Your instructions:
Extract all lines that hold "Desiring" from the records below.

Provided material:
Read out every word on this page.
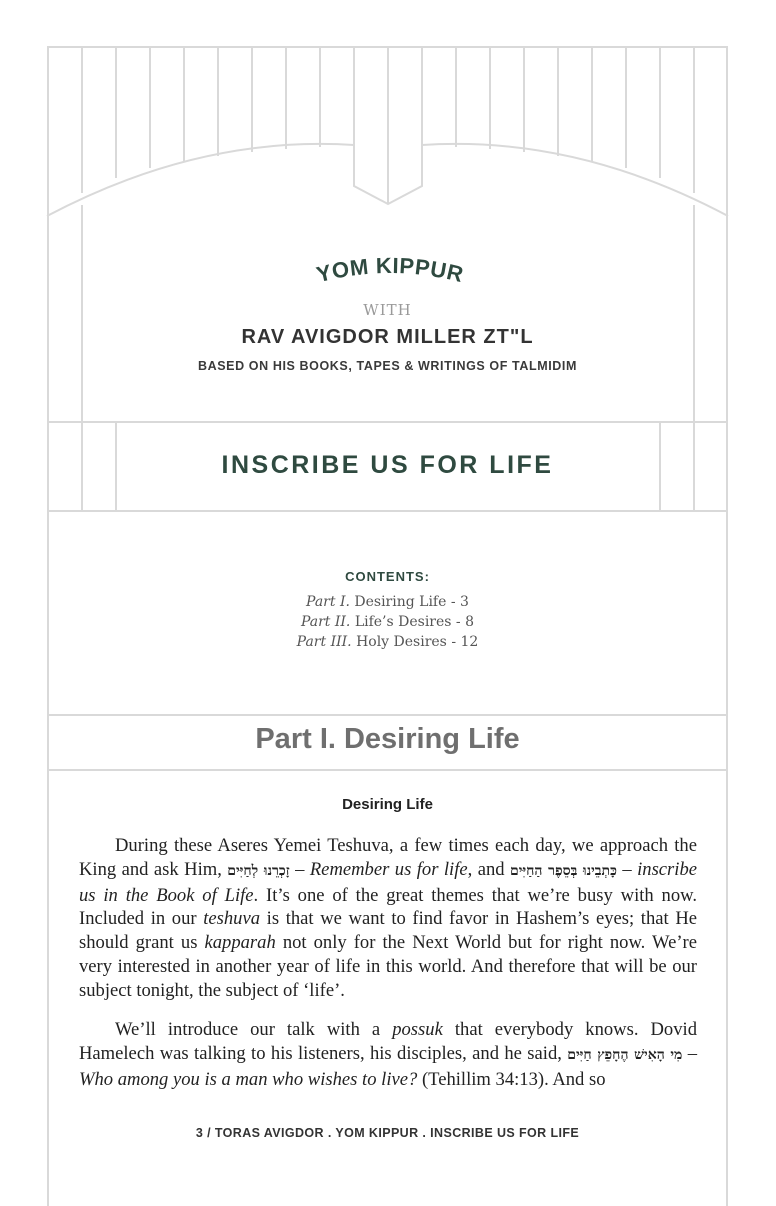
YOM KIPPUR
WITH
RAV AVIGDOR MILLER ZT"L
BASED ON HIS BOOKS, TAPES & WRITINGS OF TALMIDIM
INSCRIBE US FOR LIFE
CONTENTS:
Part I. Desiring Life - 3
Part II. Life’s Desires - 8
Part III. Holy Desires - 12
Part I. Desiring Life
Desiring Life

During these Aseres Yemei Teshuva, a few times each day, we approach the King and ask Him, זָכְרֵנוּ לְחַיִּים – Remember us for life, and כָּתְבֵינוּ בְּסֵפֶר הַחַיִּים – inscribe us in the Book of Life. It’s one of the great themes that we’re busy with now. Included in our teshuva is that we want to find favor in Hashem’s eyes; that He should grant us kapparah not only for the Next World but for right now. We’re very interested in another year of life in this world. And therefore that will be our subject tonight, the subject of ‘life’.

We’ll introduce our talk with a possuk that everybody knows. Dovid Hamelech was talking to his listeners, his disciples, and he said, מִי הָאִישׁ הֶחָפֵץ חַיִּים – Who among you is a man who wishes to live? (Tehillim 34:13). And so

3 / TORAS AVIGDOR . YOM KIPPUR . INSCRIBE US FOR LIFE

Task output:
Part I. Desiring Life - 3
Part I. Desiring Life
Desiring Life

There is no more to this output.